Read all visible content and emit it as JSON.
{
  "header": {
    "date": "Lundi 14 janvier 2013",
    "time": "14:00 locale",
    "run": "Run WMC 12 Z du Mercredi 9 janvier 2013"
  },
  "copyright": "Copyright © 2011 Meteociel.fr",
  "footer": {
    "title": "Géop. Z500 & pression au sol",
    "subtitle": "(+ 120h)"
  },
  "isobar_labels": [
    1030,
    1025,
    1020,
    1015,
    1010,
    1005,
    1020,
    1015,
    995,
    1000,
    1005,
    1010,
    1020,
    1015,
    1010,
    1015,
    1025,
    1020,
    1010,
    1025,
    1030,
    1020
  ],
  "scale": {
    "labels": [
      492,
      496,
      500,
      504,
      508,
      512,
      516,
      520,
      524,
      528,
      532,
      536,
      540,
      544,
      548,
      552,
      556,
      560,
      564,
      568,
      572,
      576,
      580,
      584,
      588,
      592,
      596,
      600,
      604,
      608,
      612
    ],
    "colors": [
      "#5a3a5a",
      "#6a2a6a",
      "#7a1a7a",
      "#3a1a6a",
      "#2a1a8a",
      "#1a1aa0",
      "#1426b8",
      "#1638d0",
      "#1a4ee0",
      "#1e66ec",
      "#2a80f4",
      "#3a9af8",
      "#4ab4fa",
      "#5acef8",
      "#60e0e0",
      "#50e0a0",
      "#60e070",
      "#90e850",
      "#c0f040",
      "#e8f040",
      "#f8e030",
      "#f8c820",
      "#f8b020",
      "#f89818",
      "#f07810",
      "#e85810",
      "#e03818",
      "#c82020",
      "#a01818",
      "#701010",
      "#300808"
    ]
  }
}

********************

→ Directive
From the listing above, copy out each line where the word "janvier" appears.

→ Solution to this task
    "date": "Lundi 14 janvier 2013",
    "run": "Run WMC 12 Z du Mercredi 9 janvier 2013"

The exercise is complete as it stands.